Request: Give the count of lines in the data that include "gave", with no other words.

□ □ □

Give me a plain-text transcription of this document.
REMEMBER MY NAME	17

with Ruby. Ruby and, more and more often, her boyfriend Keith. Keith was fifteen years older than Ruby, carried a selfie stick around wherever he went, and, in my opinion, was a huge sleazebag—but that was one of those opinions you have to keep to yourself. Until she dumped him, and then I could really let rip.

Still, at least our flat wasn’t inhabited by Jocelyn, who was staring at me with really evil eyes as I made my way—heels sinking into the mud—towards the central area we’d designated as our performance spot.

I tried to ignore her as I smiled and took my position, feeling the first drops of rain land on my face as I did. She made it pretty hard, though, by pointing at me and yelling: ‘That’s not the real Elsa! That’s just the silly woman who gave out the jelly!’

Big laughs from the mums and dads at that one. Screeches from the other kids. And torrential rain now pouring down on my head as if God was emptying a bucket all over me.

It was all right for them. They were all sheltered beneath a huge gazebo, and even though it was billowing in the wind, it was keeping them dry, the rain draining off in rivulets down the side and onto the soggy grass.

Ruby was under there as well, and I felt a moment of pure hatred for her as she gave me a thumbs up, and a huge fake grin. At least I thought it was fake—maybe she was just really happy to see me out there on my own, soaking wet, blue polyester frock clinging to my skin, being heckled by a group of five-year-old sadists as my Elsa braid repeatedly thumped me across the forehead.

□ □ □

Completed exercise: 2